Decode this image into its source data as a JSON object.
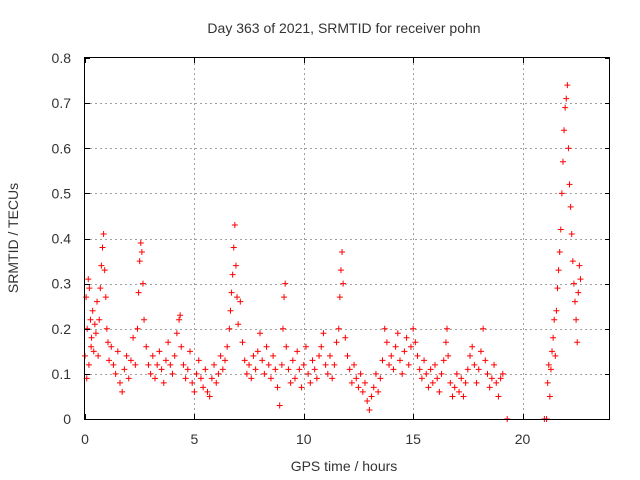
{
  "chart_data": {
    "type": "scatter",
    "title": "Day 363 of 2021, SRMTID for receiver pohn",
    "xlabel": "GPS time / hours",
    "ylabel": "SRMTID / TECUs",
    "xlim": [
      0,
      24
    ],
    "ylim": [
      0,
      0.8
    ],
    "x_ticks": [
      0,
      5,
      10,
      15,
      20
    ],
    "y_ticks": [
      0,
      0.1,
      0.2,
      0.3,
      0.4,
      0.5,
      0.6,
      0.7,
      0.8
    ],
    "x_tick_labels": [
      "0",
      "5",
      "10",
      "15",
      "20"
    ],
    "y_tick_labels": [
      "0",
      "0.1",
      "0.2",
      "0.3",
      "0.4",
      "0.5",
      "0.6",
      "0.7",
      "0.8"
    ],
    "grid": true,
    "marker": "+",
    "color": "#ff0000",
    "series": [
      {
        "name": "SRMTID",
        "points": [
          [
            0.0,
            0.14
          ],
          [
            0.05,
            0.27
          ],
          [
            0.08,
            0.09
          ],
          [
            0.1,
            0.2
          ],
          [
            0.15,
            0.31
          ],
          [
            0.18,
            0.12
          ],
          [
            0.2,
            0.29
          ],
          [
            0.25,
            0.22
          ],
          [
            0.28,
            0.16
          ],
          [
            0.3,
            0.18
          ],
          [
            0.35,
            0.24
          ],
          [
            0.4,
            0.15
          ],
          [
            0.45,
            0.21
          ],
          [
            0.5,
            0.19
          ],
          [
            0.55,
            0.26
          ],
          [
            0.6,
            0.14
          ],
          [
            0.65,
            0.22
          ],
          [
            0.7,
            0.29
          ],
          [
            0.75,
            0.34
          ],
          [
            0.8,
            0.38
          ],
          [
            0.85,
            0.41
          ],
          [
            0.9,
            0.33
          ],
          [
            0.95,
            0.27
          ],
          [
            1.0,
            0.2
          ],
          [
            1.05,
            0.17
          ],
          [
            1.1,
            0.13
          ],
          [
            1.2,
            0.16
          ],
          [
            1.3,
            0.12
          ],
          [
            1.4,
            0.1
          ],
          [
            1.5,
            0.15
          ],
          [
            1.6,
            0.08
          ],
          [
            1.7,
            0.06
          ],
          [
            1.8,
            0.11
          ],
          [
            1.9,
            0.14
          ],
          [
            2.0,
            0.09
          ],
          [
            2.1,
            0.13
          ],
          [
            2.2,
            0.18
          ],
          [
            2.3,
            0.12
          ],
          [
            2.4,
            0.2
          ],
          [
            2.45,
            0.28
          ],
          [
            2.5,
            0.35
          ],
          [
            2.55,
            0.39
          ],
          [
            2.6,
            0.37
          ],
          [
            2.65,
            0.3
          ],
          [
            2.7,
            0.22
          ],
          [
            2.8,
            0.16
          ],
          [
            2.9,
            0.12
          ],
          [
            3.0,
            0.1
          ],
          [
            3.1,
            0.14
          ],
          [
            3.2,
            0.09
          ],
          [
            3.3,
            0.12
          ],
          [
            3.4,
            0.15
          ],
          [
            3.5,
            0.11
          ],
          [
            3.6,
            0.08
          ],
          [
            3.7,
            0.13
          ],
          [
            3.8,
            0.17
          ],
          [
            3.9,
            0.12
          ],
          [
            4.0,
            0.1
          ],
          [
            4.1,
            0.14
          ],
          [
            4.2,
            0.19
          ],
          [
            4.3,
            0.22
          ],
          [
            4.35,
            0.23
          ],
          [
            4.4,
            0.16
          ],
          [
            4.5,
            0.12
          ],
          [
            4.6,
            0.09
          ],
          [
            4.7,
            0.11
          ],
          [
            4.8,
            0.15
          ],
          [
            4.9,
            0.08
          ],
          [
            5.0,
            0.06
          ],
          [
            5.1,
            0.1
          ],
          [
            5.2,
            0.13
          ],
          [
            5.3,
            0.09
          ],
          [
            5.4,
            0.07
          ],
          [
            5.5,
            0.11
          ],
          [
            5.6,
            0.06
          ],
          [
            5.7,
            0.05
          ],
          [
            5.8,
            0.09
          ],
          [
            5.9,
            0.12
          ],
          [
            6.0,
            0.08
          ],
          [
            6.1,
            0.1
          ],
          [
            6.2,
            0.14
          ],
          [
            6.3,
            0.11
          ],
          [
            6.4,
            0.13
          ],
          [
            6.5,
            0.16
          ],
          [
            6.6,
            0.2
          ],
          [
            6.65,
            0.24
          ],
          [
            6.7,
            0.28
          ],
          [
            6.75,
            0.32
          ],
          [
            6.8,
            0.38
          ],
          [
            6.85,
            0.43
          ],
          [
            6.9,
            0.34
          ],
          [
            6.95,
            0.27
          ],
          [
            7.0,
            0.21
          ],
          [
            7.1,
            0.26
          ],
          [
            7.2,
            0.17
          ],
          [
            7.3,
            0.13
          ],
          [
            7.4,
            0.1
          ],
          [
            7.5,
            0.12
          ],
          [
            7.6,
            0.09
          ],
          [
            7.7,
            0.14
          ],
          [
            7.8,
            0.11
          ],
          [
            7.9,
            0.15
          ],
          [
            8.0,
            0.19
          ],
          [
            8.1,
            0.13
          ],
          [
            8.2,
            0.1
          ],
          [
            8.3,
            0.16
          ],
          [
            8.4,
            0.12
          ],
          [
            8.5,
            0.09
          ],
          [
            8.6,
            0.14
          ],
          [
            8.7,
            0.11
          ],
          [
            8.8,
            0.07
          ],
          [
            8.9,
            0.03
          ],
          [
            9.0,
            0.12
          ],
          [
            9.05,
            0.2
          ],
          [
            9.1,
            0.27
          ],
          [
            9.15,
            0.3
          ],
          [
            9.2,
            0.16
          ],
          [
            9.3,
            0.11
          ],
          [
            9.4,
            0.08
          ],
          [
            9.5,
            0.13
          ],
          [
            9.6,
            0.09
          ],
          [
            9.7,
            0.15
          ],
          [
            9.8,
            0.11
          ],
          [
            9.9,
            0.07
          ],
          [
            10.0,
            0.12
          ],
          [
            10.1,
            0.16
          ],
          [
            10.2,
            0.1
          ],
          [
            10.3,
            0.08
          ],
          [
            10.4,
            0.13
          ],
          [
            10.5,
            0.11
          ],
          [
            10.6,
            0.09
          ],
          [
            10.7,
            0.14
          ],
          [
            10.8,
            0.16
          ],
          [
            10.9,
            0.19
          ],
          [
            11.0,
            0.12
          ],
          [
            11.1,
            0.1
          ],
          [
            11.2,
            0.14
          ],
          [
            11.3,
            0.09
          ],
          [
            11.4,
            0.12
          ],
          [
            11.5,
            0.17
          ],
          [
            11.6,
            0.2
          ],
          [
            11.65,
            0.27
          ],
          [
            11.7,
            0.33
          ],
          [
            11.75,
            0.37
          ],
          [
            11.8,
            0.3
          ],
          [
            11.9,
            0.18
          ],
          [
            12.0,
            0.14
          ],
          [
            12.1,
            0.11
          ],
          [
            12.2,
            0.08
          ],
          [
            12.3,
            0.12
          ],
          [
            12.4,
            0.09
          ],
          [
            12.5,
            0.07
          ],
          [
            12.6,
            0.1
          ],
          [
            12.7,
            0.06
          ],
          [
            12.8,
            0.08
          ],
          [
            12.9,
            0.04
          ],
          [
            13.0,
            0.02
          ],
          [
            13.1,
            0.05
          ],
          [
            13.2,
            0.07
          ],
          [
            13.3,
            0.1
          ],
          [
            13.4,
            0.06
          ],
          [
            13.5,
            0.09
          ],
          [
            13.6,
            0.13
          ],
          [
            13.7,
            0.2
          ],
          [
            13.8,
            0.17
          ],
          [
            13.9,
            0.12
          ],
          [
            14.0,
            0.14
          ],
          [
            14.1,
            0.11
          ],
          [
            14.2,
            0.16
          ],
          [
            14.3,
            0.19
          ],
          [
            14.4,
            0.13
          ],
          [
            14.5,
            0.1
          ],
          [
            14.6,
            0.15
          ],
          [
            14.7,
            0.18
          ],
          [
            14.8,
            0.12
          ],
          [
            14.9,
            0.16
          ],
          [
            15.0,
            0.2
          ],
          [
            15.1,
            0.17
          ],
          [
            15.2,
            0.14
          ],
          [
            15.3,
            0.11
          ],
          [
            15.4,
            0.09
          ],
          [
            15.5,
            0.13
          ],
          [
            15.6,
            0.1
          ],
          [
            15.7,
            0.07
          ],
          [
            15.8,
            0.11
          ],
          [
            15.9,
            0.08
          ],
          [
            16.0,
            0.12
          ],
          [
            16.1,
            0.09
          ],
          [
            16.2,
            0.06
          ],
          [
            16.3,
            0.1
          ],
          [
            16.4,
            0.13
          ],
          [
            16.5,
            0.17
          ],
          [
            16.55,
            0.2
          ],
          [
            16.6,
            0.14
          ],
          [
            16.7,
            0.08
          ],
          [
            16.8,
            0.05
          ],
          [
            16.9,
            0.07
          ],
          [
            17.0,
            0.1
          ],
          [
            17.1,
            0.06
          ],
          [
            17.2,
            0.09
          ],
          [
            17.3,
            0.05
          ],
          [
            17.4,
            0.08
          ],
          [
            17.5,
            0.11
          ],
          [
            17.6,
            0.14
          ],
          [
            17.7,
            0.16
          ],
          [
            17.8,
            0.12
          ],
          [
            17.9,
            0.08
          ],
          [
            18.0,
            0.11
          ],
          [
            18.1,
            0.15
          ],
          [
            18.2,
            0.2
          ],
          [
            18.3,
            0.13
          ],
          [
            18.4,
            0.1
          ],
          [
            18.5,
            0.07
          ],
          [
            18.6,
            0.09
          ],
          [
            18.7,
            0.12
          ],
          [
            18.8,
            0.08
          ],
          [
            18.9,
            0.05
          ],
          [
            19.0,
            0.09
          ],
          [
            19.1,
            0.1
          ],
          [
            19.3,
            0.0
          ],
          [
            21.0,
            0.0
          ],
          [
            21.1,
            0.0
          ],
          [
            21.15,
            0.08
          ],
          [
            21.2,
            0.12
          ],
          [
            21.25,
            0.05
          ],
          [
            21.3,
            0.11
          ],
          [
            21.35,
            0.15
          ],
          [
            21.4,
            0.18
          ],
          [
            21.45,
            0.22
          ],
          [
            21.5,
            0.14
          ],
          [
            21.55,
            0.24
          ],
          [
            21.6,
            0.29
          ],
          [
            21.65,
            0.33
          ],
          [
            21.7,
            0.37
          ],
          [
            21.75,
            0.42
          ],
          [
            21.8,
            0.5
          ],
          [
            21.85,
            0.57
          ],
          [
            21.9,
            0.64
          ],
          [
            21.95,
            0.69
          ],
          [
            22.0,
            0.71
          ],
          [
            22.05,
            0.74
          ],
          [
            22.1,
            0.6
          ],
          [
            22.15,
            0.52
          ],
          [
            22.2,
            0.47
          ],
          [
            22.25,
            0.41
          ],
          [
            22.3,
            0.35
          ],
          [
            22.35,
            0.3
          ],
          [
            22.4,
            0.26
          ],
          [
            22.45,
            0.22
          ],
          [
            22.5,
            0.17
          ],
          [
            22.55,
            0.28
          ],
          [
            22.6,
            0.34
          ],
          [
            22.65,
            0.31
          ]
        ]
      }
    ]
  }
}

*JOB*
In the records above, find each line holding "SRMTID" and copy it.

*RESPONSE*
    "title": "Day 363 of 2021, SRMTID for receiver pohn",
    "ylabel": "SRMTID / TECUs",
        "name": "SRMTID",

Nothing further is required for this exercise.